— START —

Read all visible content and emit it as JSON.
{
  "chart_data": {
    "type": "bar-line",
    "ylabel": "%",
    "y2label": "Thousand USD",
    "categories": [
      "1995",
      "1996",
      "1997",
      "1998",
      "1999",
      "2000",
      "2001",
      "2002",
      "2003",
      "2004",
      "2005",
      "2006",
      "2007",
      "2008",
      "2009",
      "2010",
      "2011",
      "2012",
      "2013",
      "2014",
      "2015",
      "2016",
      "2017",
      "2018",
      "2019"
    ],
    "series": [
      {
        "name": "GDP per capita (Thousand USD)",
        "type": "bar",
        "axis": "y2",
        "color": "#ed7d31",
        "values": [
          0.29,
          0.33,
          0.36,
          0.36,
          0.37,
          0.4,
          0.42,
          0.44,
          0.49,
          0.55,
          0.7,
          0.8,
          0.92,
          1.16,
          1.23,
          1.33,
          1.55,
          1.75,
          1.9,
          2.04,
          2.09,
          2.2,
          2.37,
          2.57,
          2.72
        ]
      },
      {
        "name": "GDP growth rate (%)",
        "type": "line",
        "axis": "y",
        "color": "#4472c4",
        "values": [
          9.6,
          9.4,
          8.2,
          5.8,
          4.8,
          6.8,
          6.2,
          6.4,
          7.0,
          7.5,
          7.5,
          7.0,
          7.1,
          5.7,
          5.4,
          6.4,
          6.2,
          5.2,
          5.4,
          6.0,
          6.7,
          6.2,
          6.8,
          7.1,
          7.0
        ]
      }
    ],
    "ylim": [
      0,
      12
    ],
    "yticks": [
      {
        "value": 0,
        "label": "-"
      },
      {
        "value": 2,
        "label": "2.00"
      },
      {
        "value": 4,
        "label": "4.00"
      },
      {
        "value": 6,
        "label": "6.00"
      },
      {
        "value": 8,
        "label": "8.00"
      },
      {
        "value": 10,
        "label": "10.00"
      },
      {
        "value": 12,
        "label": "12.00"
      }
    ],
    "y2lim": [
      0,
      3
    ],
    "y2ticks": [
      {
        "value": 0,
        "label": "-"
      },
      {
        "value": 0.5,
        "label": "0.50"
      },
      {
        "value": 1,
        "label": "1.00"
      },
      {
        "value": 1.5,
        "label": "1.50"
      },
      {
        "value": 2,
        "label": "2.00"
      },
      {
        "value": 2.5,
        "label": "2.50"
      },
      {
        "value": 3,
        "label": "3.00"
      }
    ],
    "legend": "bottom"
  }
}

— END —

From the records above, extract every entry exactly as given.

Read all visible content and emit it as JSON.
{
  "chart_data": {
    "type": "bar-line",
    "ylabel": "%",
    "y2label": "Thousand USD",
    "categories": [
      "1995",
      "1996",
      "1997",
      "1998",
      "1999",
      "2000",
      "2001",
      "2002",
      "2003",
      "2004",
      "2005",
      "2006",
      "2007",
      "2008",
      "2009",
      "2010",
      "2011",
      "2012",
      "2013",
      "2014",
      "2015",
      "2016",
      "2017",
      "2018",
      "2019"
    ],
    "series": [
      {
        "name": "GDP per capita (Thousand USD)",
        "type": "bar",
        "axis": "y2",
        "color": "#ed7d31",
        "values": [
          0.29,
          0.33,
          0.36,
          0.36,
          0.37,
          0.4,
          0.42,
          0.44,
          0.49,
          0.55,
          0.7,
          0.8,
          0.92,
          1.16,
          1.23,
          1.33,
          1.55,
          1.75,
          1.9,
          2.04,
          2.09,
          2.2,
          2.37,
          2.57,
          2.72
        ]
      },
      {
        "name": "GDP growth rate (%)",
        "type": "line",
        "axis": "y",
        "color": "#4472c4",
        "values": [
          9.6,
          9.4,
          8.2,
          5.8,
          4.8,
          6.8,
          6.2,
          6.4,
          7.0,
          7.5,
          7.5,
          7.0,
          7.1,
          5.7,
          5.4,
          6.4,
          6.2,
          5.2,
          5.4,
          6.0,
          6.7,
          6.2,
          6.8,
          7.1,
          7.0
        ]
      }
    ],
    "ylim": [
      0,
      12
    ],
    "yticks": [
      {
        "value": 0,
        "label": "-"
      },
      {
        "value": 2,
        "label": "2.00"
      },
      {
        "value": 4,
        "label": "4.00"
      },
      {
        "value": 6,
        "label": "6.00"
      },
      {
        "value": 8,
        "label": "8.00"
      },
      {
        "value": 10,
        "label": "10.00"
      },
      {
        "value": 12,
        "label": "12.00"
      }
    ],
    "y2lim": [
      0,
      3
    ],
    "y2ticks": [
      {
        "value": 0,
        "label": "-"
      },
      {
        "value": 0.5,
        "label": "0.50"
      },
      {
        "value": 1,
        "label": "1.00"
      },
      {
        "value": 1.5,
        "label": "1.50"
      },
      {
        "value": 2,
        "label": "2.00"
      },
      {
        "value": 2.5,
        "label": "2.50"
      },
      {
        "value": 3,
        "label": "3.00"
      }
    ],
    "legend": "bottom"
  }
}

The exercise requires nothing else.